## BRIEF:
Every line with the word "this" in it should be extracted from the data that follows.

START DATA FOR PROCESSING

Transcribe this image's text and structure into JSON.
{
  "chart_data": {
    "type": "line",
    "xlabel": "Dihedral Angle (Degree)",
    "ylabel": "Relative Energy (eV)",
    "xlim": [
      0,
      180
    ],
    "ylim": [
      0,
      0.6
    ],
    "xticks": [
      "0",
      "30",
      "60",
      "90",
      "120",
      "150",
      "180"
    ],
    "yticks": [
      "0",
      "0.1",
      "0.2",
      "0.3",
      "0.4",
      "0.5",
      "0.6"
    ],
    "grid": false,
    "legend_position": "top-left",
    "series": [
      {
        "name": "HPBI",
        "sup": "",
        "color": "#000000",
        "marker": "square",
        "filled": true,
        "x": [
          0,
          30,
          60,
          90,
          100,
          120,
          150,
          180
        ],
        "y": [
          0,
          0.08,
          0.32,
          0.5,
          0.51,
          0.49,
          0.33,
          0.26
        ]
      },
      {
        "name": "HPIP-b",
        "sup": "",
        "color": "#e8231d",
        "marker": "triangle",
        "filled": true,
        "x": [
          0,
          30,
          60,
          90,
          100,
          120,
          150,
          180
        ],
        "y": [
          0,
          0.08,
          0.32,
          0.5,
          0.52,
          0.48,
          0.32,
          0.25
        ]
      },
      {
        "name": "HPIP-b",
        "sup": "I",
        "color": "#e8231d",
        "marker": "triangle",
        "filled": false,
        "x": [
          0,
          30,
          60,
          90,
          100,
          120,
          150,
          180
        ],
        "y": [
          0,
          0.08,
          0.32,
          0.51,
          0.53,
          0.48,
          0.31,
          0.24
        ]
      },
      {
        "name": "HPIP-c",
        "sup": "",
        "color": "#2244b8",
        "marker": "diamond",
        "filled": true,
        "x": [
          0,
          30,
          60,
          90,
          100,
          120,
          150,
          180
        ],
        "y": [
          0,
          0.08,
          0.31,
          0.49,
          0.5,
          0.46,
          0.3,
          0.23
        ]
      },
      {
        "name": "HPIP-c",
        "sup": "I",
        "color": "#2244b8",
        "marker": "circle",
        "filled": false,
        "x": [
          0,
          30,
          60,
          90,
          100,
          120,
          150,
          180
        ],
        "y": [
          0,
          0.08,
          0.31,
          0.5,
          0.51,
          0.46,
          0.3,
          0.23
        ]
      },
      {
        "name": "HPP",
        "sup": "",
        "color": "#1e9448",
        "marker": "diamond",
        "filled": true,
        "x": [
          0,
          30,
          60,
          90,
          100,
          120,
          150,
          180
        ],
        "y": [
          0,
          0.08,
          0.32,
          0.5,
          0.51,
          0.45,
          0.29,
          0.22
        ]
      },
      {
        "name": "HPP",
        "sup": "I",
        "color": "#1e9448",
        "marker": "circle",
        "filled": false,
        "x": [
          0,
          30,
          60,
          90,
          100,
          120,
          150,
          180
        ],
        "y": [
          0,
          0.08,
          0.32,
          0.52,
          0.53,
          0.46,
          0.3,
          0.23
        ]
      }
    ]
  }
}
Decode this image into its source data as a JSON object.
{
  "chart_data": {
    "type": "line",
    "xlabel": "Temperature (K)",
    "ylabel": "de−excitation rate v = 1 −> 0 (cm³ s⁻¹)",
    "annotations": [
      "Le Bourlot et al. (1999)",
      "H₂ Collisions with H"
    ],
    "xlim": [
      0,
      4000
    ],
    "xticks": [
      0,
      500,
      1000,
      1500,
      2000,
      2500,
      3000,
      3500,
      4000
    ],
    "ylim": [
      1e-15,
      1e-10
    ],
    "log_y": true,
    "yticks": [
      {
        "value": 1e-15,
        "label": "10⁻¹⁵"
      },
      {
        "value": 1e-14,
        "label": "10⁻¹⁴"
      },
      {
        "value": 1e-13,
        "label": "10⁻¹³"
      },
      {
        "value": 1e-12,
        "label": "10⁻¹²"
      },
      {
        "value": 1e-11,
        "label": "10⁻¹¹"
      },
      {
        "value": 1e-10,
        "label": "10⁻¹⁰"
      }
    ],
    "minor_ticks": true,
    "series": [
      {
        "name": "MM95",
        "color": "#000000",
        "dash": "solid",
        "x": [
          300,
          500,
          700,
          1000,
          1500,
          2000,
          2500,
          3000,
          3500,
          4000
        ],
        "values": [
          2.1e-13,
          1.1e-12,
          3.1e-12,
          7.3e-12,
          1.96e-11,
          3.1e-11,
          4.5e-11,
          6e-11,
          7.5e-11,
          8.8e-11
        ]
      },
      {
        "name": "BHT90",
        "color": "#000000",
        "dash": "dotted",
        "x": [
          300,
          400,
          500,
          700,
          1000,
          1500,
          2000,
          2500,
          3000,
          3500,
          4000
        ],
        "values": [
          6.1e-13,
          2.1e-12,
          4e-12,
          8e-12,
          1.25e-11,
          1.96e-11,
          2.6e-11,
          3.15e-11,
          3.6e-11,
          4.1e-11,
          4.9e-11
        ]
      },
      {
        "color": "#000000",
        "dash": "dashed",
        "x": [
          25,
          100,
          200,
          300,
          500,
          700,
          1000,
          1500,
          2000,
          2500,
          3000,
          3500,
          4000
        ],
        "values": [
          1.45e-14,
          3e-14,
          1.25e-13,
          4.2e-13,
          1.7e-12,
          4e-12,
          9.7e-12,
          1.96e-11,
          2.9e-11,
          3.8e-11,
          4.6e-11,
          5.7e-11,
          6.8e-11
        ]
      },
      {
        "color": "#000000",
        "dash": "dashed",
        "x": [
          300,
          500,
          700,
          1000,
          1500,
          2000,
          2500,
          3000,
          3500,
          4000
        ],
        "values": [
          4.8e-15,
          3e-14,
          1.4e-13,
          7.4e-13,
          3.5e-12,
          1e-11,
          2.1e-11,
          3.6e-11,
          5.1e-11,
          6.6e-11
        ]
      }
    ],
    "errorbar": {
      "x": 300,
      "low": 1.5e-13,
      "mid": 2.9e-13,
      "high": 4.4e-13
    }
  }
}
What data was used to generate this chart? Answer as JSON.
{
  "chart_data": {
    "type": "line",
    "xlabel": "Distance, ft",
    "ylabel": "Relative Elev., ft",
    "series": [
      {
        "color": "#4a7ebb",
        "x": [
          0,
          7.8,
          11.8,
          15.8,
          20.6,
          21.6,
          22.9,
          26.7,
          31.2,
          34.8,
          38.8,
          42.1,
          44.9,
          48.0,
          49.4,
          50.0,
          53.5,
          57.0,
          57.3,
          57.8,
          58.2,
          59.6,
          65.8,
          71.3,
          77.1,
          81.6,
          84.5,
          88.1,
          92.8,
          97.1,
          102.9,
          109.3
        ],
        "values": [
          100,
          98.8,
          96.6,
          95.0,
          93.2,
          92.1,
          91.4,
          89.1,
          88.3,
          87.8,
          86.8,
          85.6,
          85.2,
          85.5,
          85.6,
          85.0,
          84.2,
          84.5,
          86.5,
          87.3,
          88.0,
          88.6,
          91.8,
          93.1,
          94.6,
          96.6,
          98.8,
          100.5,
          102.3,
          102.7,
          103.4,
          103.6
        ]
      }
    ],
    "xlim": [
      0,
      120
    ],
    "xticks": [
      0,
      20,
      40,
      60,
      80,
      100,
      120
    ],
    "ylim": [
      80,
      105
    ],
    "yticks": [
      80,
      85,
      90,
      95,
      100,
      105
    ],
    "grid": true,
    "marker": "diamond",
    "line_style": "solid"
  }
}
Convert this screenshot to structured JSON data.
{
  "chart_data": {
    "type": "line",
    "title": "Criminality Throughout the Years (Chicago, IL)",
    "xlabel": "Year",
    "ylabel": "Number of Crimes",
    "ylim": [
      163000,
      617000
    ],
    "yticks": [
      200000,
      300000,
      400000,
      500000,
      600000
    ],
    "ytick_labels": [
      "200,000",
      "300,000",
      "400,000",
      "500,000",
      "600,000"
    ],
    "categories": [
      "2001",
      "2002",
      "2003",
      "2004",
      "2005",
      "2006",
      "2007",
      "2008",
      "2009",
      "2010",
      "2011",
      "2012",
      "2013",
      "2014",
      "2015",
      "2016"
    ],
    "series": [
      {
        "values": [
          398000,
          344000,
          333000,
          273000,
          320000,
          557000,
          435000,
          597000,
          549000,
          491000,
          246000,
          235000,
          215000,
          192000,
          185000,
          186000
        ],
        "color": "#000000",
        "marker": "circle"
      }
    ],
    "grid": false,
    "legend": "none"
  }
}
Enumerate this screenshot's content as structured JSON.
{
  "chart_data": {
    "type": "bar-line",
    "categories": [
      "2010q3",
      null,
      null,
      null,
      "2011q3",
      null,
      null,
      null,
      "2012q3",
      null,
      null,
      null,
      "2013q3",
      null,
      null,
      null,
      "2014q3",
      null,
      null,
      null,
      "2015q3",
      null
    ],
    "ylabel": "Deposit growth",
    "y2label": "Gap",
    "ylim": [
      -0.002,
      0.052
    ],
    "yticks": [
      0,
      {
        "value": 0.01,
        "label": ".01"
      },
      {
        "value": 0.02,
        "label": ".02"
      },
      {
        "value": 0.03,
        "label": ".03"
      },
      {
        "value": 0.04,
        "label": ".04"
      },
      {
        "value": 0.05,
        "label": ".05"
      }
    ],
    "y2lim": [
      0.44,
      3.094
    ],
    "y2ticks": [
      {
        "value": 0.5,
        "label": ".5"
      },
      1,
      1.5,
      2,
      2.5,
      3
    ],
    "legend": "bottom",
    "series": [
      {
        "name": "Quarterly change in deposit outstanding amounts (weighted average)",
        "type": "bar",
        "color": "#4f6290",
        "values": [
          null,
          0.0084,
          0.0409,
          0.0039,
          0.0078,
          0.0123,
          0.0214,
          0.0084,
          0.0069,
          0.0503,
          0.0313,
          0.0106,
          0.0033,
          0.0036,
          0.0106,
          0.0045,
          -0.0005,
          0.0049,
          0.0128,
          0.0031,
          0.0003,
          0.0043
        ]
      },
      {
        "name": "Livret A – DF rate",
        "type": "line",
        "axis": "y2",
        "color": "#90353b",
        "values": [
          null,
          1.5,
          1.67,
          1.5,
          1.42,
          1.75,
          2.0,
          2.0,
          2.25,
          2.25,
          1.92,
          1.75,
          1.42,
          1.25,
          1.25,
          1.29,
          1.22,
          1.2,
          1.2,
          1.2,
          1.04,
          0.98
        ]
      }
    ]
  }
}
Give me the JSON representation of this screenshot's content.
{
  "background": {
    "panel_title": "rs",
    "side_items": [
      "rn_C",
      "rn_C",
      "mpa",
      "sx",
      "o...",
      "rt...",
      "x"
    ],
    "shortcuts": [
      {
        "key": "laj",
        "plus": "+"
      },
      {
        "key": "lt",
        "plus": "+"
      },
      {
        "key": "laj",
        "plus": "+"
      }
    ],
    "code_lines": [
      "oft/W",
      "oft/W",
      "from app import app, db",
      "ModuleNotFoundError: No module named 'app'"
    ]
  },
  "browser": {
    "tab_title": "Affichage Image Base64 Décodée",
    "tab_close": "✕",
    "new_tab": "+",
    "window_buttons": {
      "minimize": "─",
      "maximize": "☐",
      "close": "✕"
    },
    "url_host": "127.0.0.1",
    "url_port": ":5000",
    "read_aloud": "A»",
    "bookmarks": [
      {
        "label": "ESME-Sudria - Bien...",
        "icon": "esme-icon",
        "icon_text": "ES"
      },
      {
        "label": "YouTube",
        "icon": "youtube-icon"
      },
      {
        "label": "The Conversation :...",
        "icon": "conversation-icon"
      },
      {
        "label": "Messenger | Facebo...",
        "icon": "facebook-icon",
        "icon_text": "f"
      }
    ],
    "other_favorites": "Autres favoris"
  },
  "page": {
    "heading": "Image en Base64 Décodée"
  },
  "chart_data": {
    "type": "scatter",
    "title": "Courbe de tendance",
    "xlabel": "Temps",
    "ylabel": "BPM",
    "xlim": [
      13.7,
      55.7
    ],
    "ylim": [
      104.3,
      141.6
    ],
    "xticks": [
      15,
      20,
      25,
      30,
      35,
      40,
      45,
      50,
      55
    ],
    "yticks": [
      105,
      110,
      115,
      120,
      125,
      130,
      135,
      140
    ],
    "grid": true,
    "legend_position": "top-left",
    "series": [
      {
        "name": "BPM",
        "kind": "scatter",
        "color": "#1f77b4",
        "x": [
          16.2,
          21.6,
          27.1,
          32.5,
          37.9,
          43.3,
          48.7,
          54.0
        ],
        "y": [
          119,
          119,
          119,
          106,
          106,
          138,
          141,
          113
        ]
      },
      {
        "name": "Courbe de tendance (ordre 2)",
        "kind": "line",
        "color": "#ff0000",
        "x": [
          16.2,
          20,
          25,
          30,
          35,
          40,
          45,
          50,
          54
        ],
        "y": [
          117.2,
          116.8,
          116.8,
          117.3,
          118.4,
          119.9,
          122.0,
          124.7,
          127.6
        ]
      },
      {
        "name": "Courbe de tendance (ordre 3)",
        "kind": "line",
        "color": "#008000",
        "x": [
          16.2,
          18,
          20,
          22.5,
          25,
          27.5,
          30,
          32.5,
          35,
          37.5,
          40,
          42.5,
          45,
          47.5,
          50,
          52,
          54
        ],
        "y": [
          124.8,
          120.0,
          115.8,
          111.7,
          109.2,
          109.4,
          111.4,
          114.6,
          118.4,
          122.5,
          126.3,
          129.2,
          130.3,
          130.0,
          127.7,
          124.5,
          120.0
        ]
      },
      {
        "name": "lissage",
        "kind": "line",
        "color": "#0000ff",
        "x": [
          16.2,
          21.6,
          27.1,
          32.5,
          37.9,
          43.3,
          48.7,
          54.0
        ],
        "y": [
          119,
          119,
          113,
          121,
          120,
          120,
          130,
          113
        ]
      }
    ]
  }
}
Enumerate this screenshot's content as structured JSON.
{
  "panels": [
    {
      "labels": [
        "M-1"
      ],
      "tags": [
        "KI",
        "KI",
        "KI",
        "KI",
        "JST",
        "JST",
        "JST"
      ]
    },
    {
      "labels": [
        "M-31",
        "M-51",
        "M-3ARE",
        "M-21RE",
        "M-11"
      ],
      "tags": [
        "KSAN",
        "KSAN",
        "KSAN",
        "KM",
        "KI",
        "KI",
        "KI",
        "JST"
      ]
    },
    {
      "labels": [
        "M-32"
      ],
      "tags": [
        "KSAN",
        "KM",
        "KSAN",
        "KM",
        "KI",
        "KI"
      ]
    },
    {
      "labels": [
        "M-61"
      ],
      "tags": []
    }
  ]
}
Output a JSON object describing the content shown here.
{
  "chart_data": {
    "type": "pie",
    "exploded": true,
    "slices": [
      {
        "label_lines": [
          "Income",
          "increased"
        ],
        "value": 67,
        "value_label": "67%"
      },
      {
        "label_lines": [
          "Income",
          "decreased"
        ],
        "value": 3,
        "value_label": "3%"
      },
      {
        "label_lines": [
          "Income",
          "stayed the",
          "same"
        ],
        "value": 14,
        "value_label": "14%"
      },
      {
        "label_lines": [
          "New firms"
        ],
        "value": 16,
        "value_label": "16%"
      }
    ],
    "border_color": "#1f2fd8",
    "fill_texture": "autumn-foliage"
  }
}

END DATA FOR PROCESSING

## RIGHT ANSWER:
Transcribe this image's text and structure into JSON.
Decode this image into its source data as a JSON object.
What data was used to generate this chart? Answer as JSON.
Convert this screenshot to structured JSON data.
Enumerate this screenshot's content as structured JSON.
Give me the JSON representation of this screenshot's content.
Enumerate this screenshot's content as structured JSON.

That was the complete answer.